● **What to do**
Copy out every line in the entries below that includes "DART".

──────── Task input ────────

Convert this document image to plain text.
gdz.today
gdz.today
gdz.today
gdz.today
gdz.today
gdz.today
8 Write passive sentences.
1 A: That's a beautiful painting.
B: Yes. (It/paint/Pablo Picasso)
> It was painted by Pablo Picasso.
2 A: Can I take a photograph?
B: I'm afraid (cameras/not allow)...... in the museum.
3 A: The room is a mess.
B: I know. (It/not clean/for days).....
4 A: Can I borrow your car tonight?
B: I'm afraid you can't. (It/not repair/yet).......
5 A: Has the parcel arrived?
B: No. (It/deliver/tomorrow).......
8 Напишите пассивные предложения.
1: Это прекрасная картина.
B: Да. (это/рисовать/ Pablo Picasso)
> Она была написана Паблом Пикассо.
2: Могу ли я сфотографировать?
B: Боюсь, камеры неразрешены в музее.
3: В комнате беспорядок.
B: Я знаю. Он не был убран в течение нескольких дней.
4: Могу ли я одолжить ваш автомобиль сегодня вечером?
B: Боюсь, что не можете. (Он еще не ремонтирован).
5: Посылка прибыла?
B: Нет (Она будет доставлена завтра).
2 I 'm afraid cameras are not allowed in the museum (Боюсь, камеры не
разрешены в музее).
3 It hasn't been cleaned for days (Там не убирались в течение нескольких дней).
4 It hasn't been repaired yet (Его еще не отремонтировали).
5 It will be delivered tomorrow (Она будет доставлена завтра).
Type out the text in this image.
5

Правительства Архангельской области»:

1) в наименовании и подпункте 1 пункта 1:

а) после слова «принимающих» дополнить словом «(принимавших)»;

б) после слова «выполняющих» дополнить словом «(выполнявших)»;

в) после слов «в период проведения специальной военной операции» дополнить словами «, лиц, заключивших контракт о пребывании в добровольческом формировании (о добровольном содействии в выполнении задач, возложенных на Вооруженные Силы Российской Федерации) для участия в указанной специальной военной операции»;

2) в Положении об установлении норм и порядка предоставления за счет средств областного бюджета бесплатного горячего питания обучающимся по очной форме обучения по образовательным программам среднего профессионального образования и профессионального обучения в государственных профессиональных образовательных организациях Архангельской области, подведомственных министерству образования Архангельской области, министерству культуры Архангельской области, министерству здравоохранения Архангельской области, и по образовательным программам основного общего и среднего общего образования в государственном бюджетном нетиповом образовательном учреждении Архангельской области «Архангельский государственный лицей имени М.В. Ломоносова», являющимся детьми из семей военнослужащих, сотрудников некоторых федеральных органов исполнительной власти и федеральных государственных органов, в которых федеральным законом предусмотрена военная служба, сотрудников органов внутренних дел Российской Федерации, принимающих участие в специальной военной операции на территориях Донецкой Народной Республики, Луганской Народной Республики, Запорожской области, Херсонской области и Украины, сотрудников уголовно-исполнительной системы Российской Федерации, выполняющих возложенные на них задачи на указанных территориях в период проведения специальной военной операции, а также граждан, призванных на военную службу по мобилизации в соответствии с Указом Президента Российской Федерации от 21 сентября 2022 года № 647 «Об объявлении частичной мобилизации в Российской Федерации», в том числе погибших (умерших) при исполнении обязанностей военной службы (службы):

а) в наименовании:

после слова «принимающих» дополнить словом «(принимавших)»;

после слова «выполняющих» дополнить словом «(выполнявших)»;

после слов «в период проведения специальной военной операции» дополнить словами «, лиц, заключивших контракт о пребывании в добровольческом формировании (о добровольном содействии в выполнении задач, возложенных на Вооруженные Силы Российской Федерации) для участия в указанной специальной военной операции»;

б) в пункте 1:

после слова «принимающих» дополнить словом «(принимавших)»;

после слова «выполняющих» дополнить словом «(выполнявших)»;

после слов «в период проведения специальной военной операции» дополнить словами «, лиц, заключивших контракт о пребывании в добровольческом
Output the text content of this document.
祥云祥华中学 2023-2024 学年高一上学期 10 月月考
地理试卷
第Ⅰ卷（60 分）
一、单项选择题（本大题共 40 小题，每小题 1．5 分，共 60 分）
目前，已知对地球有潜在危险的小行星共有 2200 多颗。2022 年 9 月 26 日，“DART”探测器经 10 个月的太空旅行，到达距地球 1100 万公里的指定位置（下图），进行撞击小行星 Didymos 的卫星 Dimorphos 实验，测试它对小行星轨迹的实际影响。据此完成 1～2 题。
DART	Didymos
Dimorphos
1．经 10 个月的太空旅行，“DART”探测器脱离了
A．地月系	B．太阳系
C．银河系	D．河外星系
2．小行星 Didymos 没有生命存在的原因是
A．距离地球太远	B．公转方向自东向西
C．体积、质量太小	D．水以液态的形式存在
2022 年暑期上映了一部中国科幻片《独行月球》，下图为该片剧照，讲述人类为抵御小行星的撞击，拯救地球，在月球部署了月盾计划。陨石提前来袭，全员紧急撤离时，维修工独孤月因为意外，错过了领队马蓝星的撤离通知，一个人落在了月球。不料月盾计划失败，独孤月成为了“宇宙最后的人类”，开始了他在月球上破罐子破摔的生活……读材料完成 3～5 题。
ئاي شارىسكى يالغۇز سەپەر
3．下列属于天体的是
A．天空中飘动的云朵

────────

● **Task solution**
目前，已知对地球有潜在危险的小行星共有 2200 多颗。2022 年 9 月 26 日，“DART”探测器经 10 个月的太空旅行，到达距地球 1100 万公里的指定位置（下图），进行撞击小行星 Didymos 的卫星 Dimorphos 实验，测试它对小行星轨迹的实际影响。据此完成 1～2 题。
DART	Didymos
1．经 10 个月的太空旅行，“DART”探测器脱离了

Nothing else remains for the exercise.